**WRITTEN INSTRUCTION**
Report every line in the listing below where the string "flora" shows up.

** begin INPUT MATERIAL **

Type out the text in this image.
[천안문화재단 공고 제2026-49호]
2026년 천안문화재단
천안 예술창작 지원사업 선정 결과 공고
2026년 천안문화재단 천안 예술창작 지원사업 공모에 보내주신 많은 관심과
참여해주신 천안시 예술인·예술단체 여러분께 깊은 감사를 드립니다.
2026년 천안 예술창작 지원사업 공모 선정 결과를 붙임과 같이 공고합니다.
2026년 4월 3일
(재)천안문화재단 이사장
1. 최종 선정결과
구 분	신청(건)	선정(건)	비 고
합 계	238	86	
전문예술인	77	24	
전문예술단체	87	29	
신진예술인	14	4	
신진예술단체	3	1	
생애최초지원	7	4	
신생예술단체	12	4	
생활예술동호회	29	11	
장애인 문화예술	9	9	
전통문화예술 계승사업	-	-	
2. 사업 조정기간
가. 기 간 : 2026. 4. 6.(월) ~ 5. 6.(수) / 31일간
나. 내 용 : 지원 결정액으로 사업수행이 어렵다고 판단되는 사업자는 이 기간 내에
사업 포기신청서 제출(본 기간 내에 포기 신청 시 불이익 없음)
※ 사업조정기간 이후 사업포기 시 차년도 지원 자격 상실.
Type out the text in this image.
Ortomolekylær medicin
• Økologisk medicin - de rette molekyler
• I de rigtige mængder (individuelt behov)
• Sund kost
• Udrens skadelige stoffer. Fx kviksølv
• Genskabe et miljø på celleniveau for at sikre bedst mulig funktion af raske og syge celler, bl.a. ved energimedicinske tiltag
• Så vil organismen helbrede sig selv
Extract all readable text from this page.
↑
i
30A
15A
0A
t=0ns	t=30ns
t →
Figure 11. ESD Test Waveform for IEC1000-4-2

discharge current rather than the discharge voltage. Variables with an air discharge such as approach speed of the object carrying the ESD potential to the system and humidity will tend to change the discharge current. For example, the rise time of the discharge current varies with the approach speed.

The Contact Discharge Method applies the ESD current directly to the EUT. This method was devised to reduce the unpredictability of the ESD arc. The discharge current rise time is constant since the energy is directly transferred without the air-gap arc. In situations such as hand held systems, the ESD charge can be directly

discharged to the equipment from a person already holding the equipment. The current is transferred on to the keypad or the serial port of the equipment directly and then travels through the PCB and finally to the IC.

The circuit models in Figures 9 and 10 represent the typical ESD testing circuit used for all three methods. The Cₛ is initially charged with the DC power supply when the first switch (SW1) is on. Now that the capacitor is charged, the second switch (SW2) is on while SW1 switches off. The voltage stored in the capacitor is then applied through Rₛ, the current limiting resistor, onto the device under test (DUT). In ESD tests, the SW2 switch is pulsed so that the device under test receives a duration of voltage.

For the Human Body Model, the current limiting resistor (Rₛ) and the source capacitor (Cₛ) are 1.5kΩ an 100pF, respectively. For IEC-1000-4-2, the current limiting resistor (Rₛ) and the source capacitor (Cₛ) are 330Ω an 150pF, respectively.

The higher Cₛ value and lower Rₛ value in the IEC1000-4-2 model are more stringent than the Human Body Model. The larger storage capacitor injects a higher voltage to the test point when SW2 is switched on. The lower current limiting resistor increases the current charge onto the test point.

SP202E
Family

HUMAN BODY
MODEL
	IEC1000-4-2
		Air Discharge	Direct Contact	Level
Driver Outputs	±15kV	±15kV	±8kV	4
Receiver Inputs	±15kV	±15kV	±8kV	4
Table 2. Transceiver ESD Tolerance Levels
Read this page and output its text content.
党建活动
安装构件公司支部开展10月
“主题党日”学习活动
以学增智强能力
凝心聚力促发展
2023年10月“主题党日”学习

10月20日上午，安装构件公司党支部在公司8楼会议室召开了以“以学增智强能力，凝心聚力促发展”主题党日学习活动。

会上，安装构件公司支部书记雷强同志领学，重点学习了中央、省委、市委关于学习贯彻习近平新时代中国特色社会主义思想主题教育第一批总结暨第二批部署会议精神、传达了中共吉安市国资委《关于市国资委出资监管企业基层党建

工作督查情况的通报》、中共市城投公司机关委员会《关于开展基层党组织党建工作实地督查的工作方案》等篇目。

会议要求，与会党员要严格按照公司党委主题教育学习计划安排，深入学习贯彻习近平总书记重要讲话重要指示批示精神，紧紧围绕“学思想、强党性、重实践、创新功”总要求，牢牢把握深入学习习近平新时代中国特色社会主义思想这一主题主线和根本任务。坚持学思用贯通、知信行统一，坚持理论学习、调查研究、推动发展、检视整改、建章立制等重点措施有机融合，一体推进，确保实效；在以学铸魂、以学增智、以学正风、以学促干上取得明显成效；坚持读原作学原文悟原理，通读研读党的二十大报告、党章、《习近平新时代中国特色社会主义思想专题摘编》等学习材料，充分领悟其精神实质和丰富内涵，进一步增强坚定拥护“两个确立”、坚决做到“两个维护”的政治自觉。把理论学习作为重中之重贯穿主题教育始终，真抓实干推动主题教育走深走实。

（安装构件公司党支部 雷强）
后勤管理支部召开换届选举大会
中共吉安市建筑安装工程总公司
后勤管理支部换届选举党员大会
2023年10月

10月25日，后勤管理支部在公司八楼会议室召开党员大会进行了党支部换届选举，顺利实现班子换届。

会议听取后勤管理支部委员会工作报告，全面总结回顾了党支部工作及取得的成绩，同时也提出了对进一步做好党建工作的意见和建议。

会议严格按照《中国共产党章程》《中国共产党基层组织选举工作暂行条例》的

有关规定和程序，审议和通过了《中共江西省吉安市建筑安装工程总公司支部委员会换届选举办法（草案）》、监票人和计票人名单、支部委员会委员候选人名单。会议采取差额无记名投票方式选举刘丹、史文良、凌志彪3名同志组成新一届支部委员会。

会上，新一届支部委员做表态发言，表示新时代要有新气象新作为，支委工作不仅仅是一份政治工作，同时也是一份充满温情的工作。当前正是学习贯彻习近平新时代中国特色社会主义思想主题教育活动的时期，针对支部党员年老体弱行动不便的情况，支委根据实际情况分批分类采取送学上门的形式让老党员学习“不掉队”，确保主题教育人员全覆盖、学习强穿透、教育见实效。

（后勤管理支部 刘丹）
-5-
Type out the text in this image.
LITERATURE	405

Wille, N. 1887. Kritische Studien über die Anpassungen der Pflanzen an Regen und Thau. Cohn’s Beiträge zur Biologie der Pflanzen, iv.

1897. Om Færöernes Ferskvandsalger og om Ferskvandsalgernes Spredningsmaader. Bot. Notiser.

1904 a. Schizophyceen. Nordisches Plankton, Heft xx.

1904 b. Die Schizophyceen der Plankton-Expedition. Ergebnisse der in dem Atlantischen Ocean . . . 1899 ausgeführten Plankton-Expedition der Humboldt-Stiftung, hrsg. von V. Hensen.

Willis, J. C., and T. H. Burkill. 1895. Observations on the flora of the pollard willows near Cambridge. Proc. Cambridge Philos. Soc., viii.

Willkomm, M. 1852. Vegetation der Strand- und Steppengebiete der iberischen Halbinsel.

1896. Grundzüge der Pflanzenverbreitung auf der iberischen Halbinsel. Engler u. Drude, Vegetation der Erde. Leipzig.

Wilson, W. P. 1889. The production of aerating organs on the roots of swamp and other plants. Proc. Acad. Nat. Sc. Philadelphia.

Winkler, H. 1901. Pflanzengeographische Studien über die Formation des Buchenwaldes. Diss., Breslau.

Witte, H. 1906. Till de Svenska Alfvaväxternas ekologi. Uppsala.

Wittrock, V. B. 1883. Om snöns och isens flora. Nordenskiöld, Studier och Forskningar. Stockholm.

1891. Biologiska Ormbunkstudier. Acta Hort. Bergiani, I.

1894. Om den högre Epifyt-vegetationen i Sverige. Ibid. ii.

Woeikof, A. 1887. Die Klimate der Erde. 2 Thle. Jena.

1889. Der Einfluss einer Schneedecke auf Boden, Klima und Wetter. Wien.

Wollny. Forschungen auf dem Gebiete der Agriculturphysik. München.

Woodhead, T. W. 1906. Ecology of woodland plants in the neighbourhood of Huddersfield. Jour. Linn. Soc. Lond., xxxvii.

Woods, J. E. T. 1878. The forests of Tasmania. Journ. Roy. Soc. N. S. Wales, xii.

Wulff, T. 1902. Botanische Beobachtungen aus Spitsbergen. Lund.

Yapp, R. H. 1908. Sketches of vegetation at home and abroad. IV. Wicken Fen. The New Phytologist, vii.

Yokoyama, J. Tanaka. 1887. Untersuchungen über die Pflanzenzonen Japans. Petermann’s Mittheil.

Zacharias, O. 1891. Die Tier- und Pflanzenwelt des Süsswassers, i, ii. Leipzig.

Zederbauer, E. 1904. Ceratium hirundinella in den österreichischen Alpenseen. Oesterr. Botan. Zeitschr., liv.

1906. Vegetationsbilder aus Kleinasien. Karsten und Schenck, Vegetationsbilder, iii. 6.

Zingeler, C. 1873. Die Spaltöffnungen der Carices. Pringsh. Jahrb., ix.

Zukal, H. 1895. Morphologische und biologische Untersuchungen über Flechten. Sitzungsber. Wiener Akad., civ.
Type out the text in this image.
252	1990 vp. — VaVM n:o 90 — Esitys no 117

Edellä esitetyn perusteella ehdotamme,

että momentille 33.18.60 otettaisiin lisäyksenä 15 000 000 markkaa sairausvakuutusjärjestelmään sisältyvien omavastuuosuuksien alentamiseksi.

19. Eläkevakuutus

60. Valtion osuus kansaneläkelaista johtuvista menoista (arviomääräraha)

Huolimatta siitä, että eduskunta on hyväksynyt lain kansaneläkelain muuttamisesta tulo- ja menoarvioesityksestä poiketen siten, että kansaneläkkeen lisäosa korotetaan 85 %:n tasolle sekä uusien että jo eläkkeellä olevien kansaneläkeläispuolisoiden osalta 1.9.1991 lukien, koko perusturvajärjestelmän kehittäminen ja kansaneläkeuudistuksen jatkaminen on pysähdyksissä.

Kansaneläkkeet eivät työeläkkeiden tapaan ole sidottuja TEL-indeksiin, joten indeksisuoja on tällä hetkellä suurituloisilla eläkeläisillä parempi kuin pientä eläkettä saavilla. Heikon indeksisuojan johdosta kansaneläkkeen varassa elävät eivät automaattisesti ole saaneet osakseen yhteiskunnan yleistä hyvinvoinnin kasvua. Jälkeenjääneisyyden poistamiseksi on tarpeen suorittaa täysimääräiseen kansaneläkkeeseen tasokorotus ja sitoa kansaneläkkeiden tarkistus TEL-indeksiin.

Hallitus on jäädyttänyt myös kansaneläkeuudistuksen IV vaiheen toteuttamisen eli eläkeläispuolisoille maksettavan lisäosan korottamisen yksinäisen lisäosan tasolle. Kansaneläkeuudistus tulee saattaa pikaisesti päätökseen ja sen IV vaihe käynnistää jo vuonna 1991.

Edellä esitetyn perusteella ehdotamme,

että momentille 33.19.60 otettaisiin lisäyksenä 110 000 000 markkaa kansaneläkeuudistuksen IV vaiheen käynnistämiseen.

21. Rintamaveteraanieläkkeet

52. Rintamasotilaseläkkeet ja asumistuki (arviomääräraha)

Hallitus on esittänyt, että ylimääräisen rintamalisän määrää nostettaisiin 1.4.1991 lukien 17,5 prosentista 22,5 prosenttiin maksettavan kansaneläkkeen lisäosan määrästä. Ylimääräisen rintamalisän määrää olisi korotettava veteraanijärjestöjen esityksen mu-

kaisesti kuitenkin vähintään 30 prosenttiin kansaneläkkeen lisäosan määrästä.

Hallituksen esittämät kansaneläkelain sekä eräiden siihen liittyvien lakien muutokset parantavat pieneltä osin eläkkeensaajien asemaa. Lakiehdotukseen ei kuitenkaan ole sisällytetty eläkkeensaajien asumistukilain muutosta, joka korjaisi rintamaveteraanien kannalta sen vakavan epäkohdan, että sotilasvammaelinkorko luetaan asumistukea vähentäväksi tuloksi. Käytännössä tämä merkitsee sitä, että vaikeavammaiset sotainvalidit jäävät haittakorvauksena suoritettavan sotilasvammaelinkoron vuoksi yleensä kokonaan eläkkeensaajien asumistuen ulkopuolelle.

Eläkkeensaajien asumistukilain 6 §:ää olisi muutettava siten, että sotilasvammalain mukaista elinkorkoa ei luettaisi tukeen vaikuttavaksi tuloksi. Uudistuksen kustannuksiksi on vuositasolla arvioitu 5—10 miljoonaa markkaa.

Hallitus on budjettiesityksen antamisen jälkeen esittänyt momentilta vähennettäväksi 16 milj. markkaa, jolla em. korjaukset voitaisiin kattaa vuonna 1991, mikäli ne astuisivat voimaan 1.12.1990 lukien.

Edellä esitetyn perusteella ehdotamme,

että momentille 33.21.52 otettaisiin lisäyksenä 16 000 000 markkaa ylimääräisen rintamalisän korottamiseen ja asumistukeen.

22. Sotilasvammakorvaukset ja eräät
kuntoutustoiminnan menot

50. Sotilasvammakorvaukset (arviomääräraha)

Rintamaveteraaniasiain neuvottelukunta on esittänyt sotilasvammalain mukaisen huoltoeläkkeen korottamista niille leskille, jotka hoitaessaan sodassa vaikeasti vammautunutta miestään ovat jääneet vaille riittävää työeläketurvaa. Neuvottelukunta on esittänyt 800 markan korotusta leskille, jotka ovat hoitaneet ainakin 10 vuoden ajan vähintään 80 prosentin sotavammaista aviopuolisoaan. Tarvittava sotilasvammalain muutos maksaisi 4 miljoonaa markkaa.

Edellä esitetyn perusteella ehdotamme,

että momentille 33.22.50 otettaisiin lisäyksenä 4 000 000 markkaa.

** end INPUT MATERIAL **

**RESULT OF THIS TASK**
Willis, J. C., and T. H. Burkill. 1895. Observations on the flora of the pollard willows near Cambridge. Proc. Cambridge Philos. Soc., viii.
Wittrock, V. B. 1883. Om snöns och isens flora. Nordenskiöld, Studier och Forskningar. Stockholm.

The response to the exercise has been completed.